- **WORK TO COMPLETE**: Your task is to gather the lines below that hold the string "piston".
--------------------------------------------------
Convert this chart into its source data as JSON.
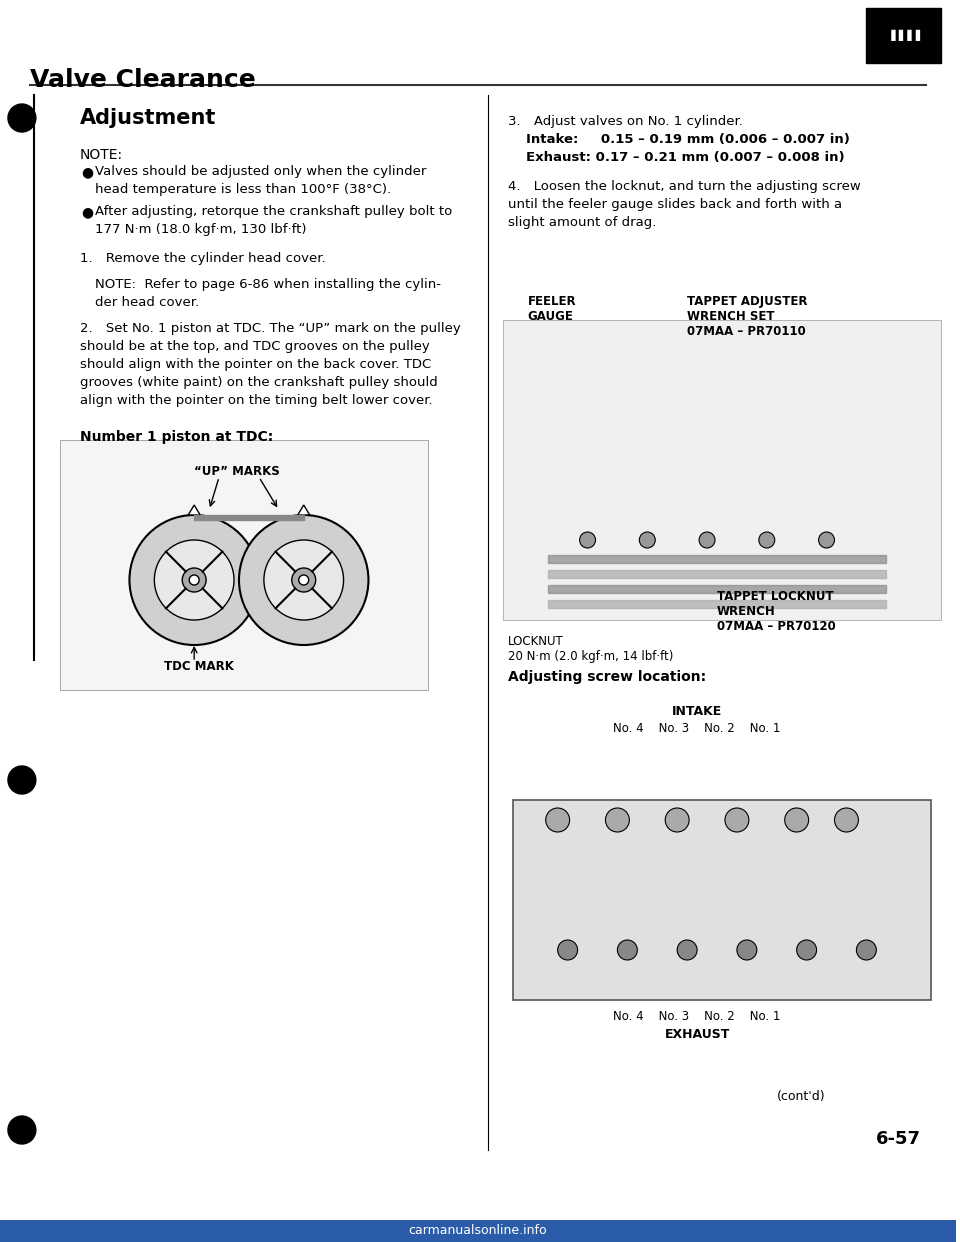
{
  "page_bg": "#ffffff",
  "title": "Valve Clearance",
  "section_title": "Adjustment",
  "note_label": "NOTE:",
  "bullet1": "Valves should be adjusted only when the cylinder\nhead temperature is less than 100°F (38°C).",
  "bullet2": "After adjusting, retorque the crankshaft pulley bolt to\n177 N·m (18.0 kgf·m, 130 lbf·ft)",
  "step1": "1. Remove the cylinder head cover.",
  "step1_note": "NOTE:  Refer to page 6-86 when installing the cylin-\nder head cover.",
  "step2_title": "2. Set No. 1 piston at TDC. The “UP” mark on the pulley\nshould be at the top, and TDC grooves on the pulley\nshould align with the pointer on the back cover. TDC\ngrooves (white paint) on the crankshaft pulley should\nalign with the pointer on the timing belt lower cover.",
  "num1_piston": "Number 1 piston at TDC:",
  "up_marks_label": "“UP” MARKS",
  "tdc_mark_label": "TDC MARK",
  "step3_title": "3. Adjust valves on No. 1 cylinder.",
  "step3_intake": "Intake:   0.15 – 0.19 mm (0.006 – 0.007 in)",
  "step3_exhaust": "Exhaust: 0.17 – 0.21 mm (0.007 – 0.008 in)",
  "step4": "4. Loosen the locknut, and turn the adjusting screw\nuntil the feeler gauge slides back and forth with a\nslight amount of drag.",
  "feeler_gauge_label": "FEELER\nGAUGE",
  "tappet_adj_label": "TAPPET ADJUSTER\nWRENCH SET\n07MAA – PR70110",
  "tappet_lock_label": "TAPPET LOCKNUT\nWRENCH\n07MAA – PR70120",
  "locknut_label": "LOCKNUT\n20 N·m (2.0 kgf·m, 14 lbf·ft)",
  "adj_screw_loc": "Adjusting screw location:",
  "intake_label": "INTAKE",
  "intake_nos": "No. 4    No. 3    No. 2    No. 1",
  "exhaust_label": "EXHAUST",
  "exhaust_nos": "No. 4    No. 3    No. 2    No. 1",
  "page_num": "6-57",
  "contd": "(cont'd)",
  "watermark": "carmanualsonline.info",
  "text_color": "#1a1a1a",
  "title_color": "#000000",
  "line_color": "#000000"
}
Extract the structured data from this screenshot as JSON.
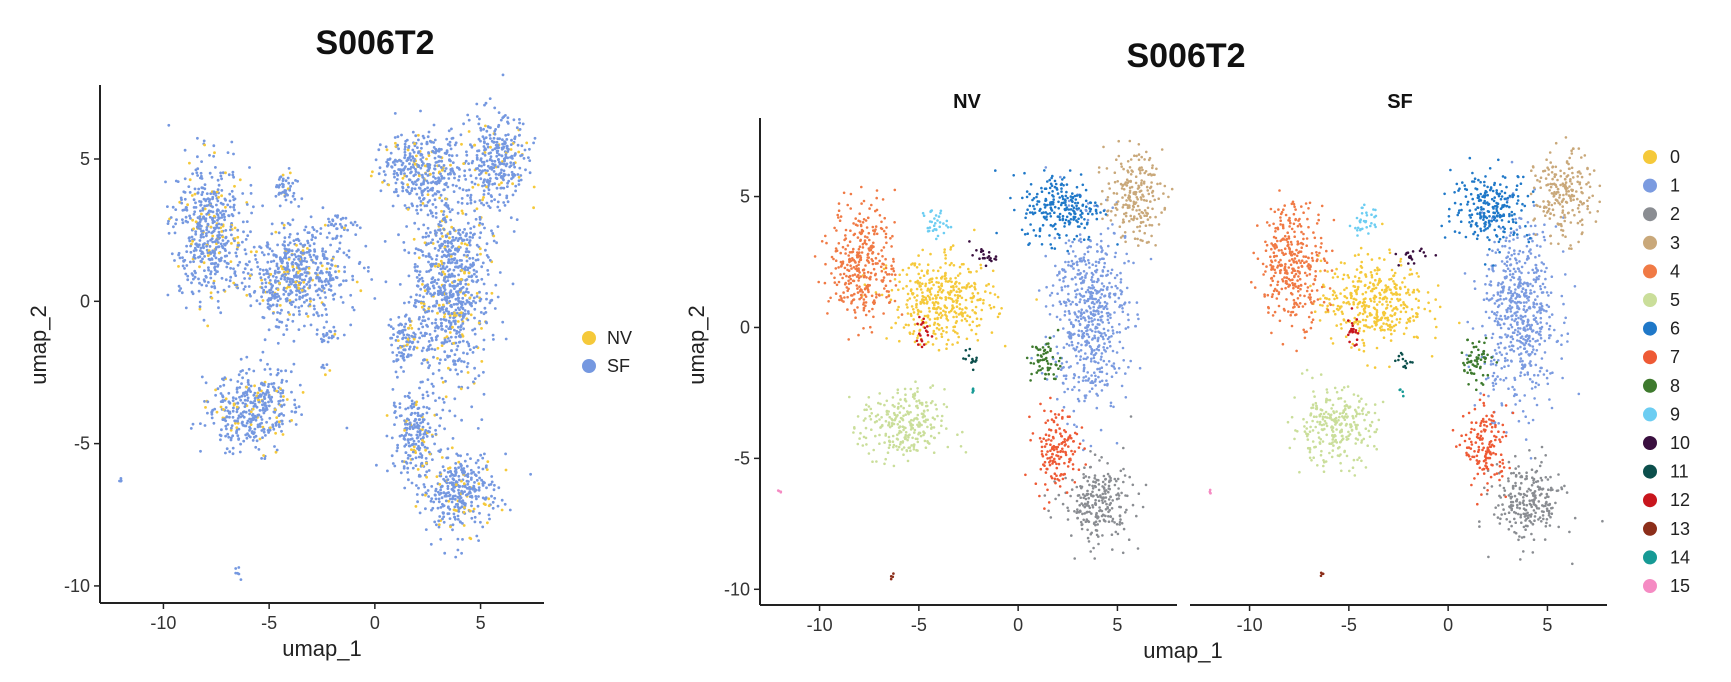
{
  "chart_data": [
    {
      "type": "scatter",
      "title": "S006T2",
      "xlabel": "umap_1",
      "ylabel": "umap_2",
      "xlim": [
        -13,
        8
      ],
      "ylim": [
        -10.6,
        7.6
      ],
      "xticks": [
        -10,
        -5,
        0,
        5
      ],
      "yticks": [
        5,
        0,
        -5,
        -10
      ],
      "legend": [
        {
          "label": "NV",
          "color": "#F5C93A"
        },
        {
          "label": "SF",
          "color": "#7598E0"
        }
      ],
      "point_colors": [
        "#7598E0",
        "#F5C93A"
      ]
    },
    {
      "type": "scatter",
      "title": "S006T2",
      "xlabel": "umap_1",
      "ylabel": "umap_2",
      "xlim": [
        -13,
        8
      ],
      "ylim": [
        -10.6,
        8.0
      ],
      "xticks": [
        -10,
        -5,
        0,
        5
      ],
      "yticks": [
        5,
        0,
        -5,
        -10
      ],
      "facets": [
        "NV",
        "SF"
      ],
      "legend": [
        {
          "label": "0",
          "color": "#F5C93A"
        },
        {
          "label": "1",
          "color": "#7B9BE0"
        },
        {
          "label": "2",
          "color": "#8A8D92"
        },
        {
          "label": "3",
          "color": "#C9A87A"
        },
        {
          "label": "4",
          "color": "#F07A45"
        },
        {
          "label": "5",
          "color": "#CADE9A"
        },
        {
          "label": "6",
          "color": "#1F78C8"
        },
        {
          "label": "7",
          "color": "#EE5A35"
        },
        {
          "label": "8",
          "color": "#3E7A2E"
        },
        {
          "label": "9",
          "color": "#6CCDF2"
        },
        {
          "label": "10",
          "color": "#3A0F3F"
        },
        {
          "label": "11",
          "color": "#0C4F4C"
        },
        {
          "label": "12",
          "color": "#C8161D"
        },
        {
          "label": "13",
          "color": "#8C2E1A"
        },
        {
          "label": "14",
          "color": "#169A95"
        },
        {
          "label": "15",
          "color": "#F58BC3"
        }
      ],
      "clusters": [
        {
          "id": 0,
          "cx": -3.8,
          "cy": 1.0,
          "rx": 2.4,
          "ry": 1.5
        },
        {
          "id": 1,
          "cx": 3.6,
          "cy": 0.5,
          "rx": 1.7,
          "ry": 3.2
        },
        {
          "id": 2,
          "cx": 4.0,
          "cy": -6.7,
          "rx": 1.6,
          "ry": 1.4
        },
        {
          "id": 3,
          "cx": 5.8,
          "cy": 5.0,
          "rx": 1.3,
          "ry": 1.5
        },
        {
          "id": 4,
          "cx": -7.8,
          "cy": 2.5,
          "rx": 1.5,
          "ry": 2.1
        },
        {
          "id": 5,
          "cx": -5.8,
          "cy": -3.8,
          "rx": 1.9,
          "ry": 1.3
        },
        {
          "id": 6,
          "cx": 2.2,
          "cy": 4.6,
          "rx": 1.8,
          "ry": 1.2
        },
        {
          "id": 7,
          "cx": 1.9,
          "cy": -4.6,
          "rx": 1.0,
          "ry": 1.4
        },
        {
          "id": 8,
          "cx": 1.4,
          "cy": -1.3,
          "rx": 0.7,
          "ry": 0.8
        },
        {
          "id": 9,
          "cx": -4.2,
          "cy": 4.0,
          "rx": 0.6,
          "ry": 0.5
        },
        {
          "id": 10,
          "cx": -1.8,
          "cy": 2.7,
          "rx": 0.6,
          "ry": 0.3
        },
        {
          "id": 11,
          "cx": -2.3,
          "cy": -1.2,
          "rx": 0.4,
          "ry": 0.3
        },
        {
          "id": 12,
          "cx": -4.8,
          "cy": -0.2,
          "rx": 0.3,
          "ry": 0.6
        },
        {
          "id": 13,
          "cx": -6.4,
          "cy": -9.5,
          "rx": 0.2,
          "ry": 0.2
        },
        {
          "id": 14,
          "cx": -2.3,
          "cy": -2.4,
          "rx": 0.2,
          "ry": 0.2
        },
        {
          "id": 15,
          "cx": -12.0,
          "cy": -6.3,
          "rx": 0.1,
          "ry": 0.1
        }
      ]
    }
  ]
}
--------------------------------------------------
- **EXERCISE RESPONSE**:
  "step2_title": "2. Set No. 1 piston at TDC. The “UP” mark on the pulley\nshould be at the top, and TDC grooves on the pulley\nshould align with the pointer on the back cover. TDC\ngrooves (white paint) on the crankshaft pulley should\nalign with the pointer on the timing belt lower cover.",
  "num1_piston": "Number 1 piston at TDC:",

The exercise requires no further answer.